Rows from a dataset
────────────────────
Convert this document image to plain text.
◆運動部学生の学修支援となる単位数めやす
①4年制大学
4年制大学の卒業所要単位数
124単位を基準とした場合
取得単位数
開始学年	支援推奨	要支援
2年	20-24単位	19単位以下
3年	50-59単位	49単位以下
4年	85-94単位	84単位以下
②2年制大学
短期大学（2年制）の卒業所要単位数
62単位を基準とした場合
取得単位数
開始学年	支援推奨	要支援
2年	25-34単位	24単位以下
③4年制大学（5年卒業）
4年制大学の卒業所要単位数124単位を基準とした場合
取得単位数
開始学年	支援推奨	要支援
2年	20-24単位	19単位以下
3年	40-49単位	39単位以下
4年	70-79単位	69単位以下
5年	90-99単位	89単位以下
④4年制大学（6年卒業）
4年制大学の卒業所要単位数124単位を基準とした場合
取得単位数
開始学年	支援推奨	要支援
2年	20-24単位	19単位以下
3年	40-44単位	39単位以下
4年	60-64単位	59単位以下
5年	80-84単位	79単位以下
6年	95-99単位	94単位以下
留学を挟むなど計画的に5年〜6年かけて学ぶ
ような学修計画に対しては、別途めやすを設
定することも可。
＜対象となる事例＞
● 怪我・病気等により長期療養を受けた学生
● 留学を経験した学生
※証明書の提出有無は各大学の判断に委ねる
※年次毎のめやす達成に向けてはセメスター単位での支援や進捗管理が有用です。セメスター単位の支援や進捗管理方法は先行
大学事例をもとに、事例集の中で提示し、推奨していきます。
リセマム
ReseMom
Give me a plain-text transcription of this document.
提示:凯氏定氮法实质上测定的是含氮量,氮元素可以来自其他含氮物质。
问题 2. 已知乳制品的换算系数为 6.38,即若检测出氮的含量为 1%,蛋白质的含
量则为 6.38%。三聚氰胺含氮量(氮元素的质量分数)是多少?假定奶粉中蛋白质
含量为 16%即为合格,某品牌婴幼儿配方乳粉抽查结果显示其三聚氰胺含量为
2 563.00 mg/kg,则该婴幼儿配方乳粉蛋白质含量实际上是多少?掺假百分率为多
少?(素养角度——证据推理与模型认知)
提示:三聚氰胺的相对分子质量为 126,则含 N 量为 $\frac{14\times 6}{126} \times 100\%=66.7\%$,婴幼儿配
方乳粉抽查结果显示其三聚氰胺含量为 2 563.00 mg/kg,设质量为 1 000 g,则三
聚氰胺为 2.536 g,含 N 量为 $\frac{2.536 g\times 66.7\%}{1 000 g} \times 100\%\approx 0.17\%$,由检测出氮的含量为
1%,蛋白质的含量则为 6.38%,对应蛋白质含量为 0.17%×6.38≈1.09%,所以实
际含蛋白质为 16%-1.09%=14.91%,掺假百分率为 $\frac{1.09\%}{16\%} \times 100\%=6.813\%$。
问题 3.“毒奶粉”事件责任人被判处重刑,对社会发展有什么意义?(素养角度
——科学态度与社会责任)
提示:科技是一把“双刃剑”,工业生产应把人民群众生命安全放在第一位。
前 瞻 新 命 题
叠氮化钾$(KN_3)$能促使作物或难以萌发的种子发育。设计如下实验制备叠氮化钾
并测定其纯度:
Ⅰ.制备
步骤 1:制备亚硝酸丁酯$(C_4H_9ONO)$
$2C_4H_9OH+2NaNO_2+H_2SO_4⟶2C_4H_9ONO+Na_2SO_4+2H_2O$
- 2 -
────────────────────
BRIEF:
Repeat the line containing "Give me a plain-text" and all subsequent lines through the final line of the data, exactly and with no others.

RESPONSE:
Give me a plain-text transcription of this document.
提示:凯氏定氮法实质上测定的是含氮量,氮元素可以来自其他含氮物质。
问题 2. 已知乳制品的换算系数为 6.38,即若检测出氮的含量为 1%,蛋白质的含
量则为 6.38%。三聚氰胺含氮量(氮元素的质量分数)是多少?假定奶粉中蛋白质
含量为 16%即为合格,某品牌婴幼儿配方乳粉抽查结果显示其三聚氰胺含量为
2 563.00 mg/kg,则该婴幼儿配方乳粉蛋白质含量实际上是多少?掺假百分率为多
少?(素养角度——证据推理与模型认知)
提示:三聚氰胺的相对分子质量为 126,则含 N 量为 $\frac{14\times 6}{126} \times 100\%=66.7\%$,婴幼儿配
方乳粉抽查结果显示其三聚氰胺含量为 2 563.00 mg/kg,设质量为 1 000 g,则三
聚氰胺为 2.536 g,含 N 量为 $\frac{2.536 g\times 66.7\%}{1 000 g} \times 100\%\approx 0.17\%$,由检测出氮的含量为
1%,蛋白质的含量则为 6.38%,对应蛋白质含量为 0.17%×6.38≈1.09%,所以实
际含蛋白质为 16%-1.09%=14.91%,掺假百分率为 $\frac{1.09\%}{16\%} \times 100\%=6.813\%$。
问题 3.“毒奶粉”事件责任人被判处重刑,对社会发展有什么意义?(素养角度
——科学态度与社会责任)
提示:科技是一把“双刃剑”,工业生产应把人民群众生命安全放在第一位。
前 瞻 新 命 题
叠氮化钾$(KN_3)$能促使作物或难以萌发的种子发育。设计如下实验制备叠氮化钾
并测定其纯度:
Ⅰ.制备
步骤 1:制备亚硝酸丁酯$(C_4H_9ONO)$
$2C_4H_9OH+2NaNO_2+H_2SO_4⟶2C_4H_9ONO+Na_2SO_4+2H_2O$
- 2 -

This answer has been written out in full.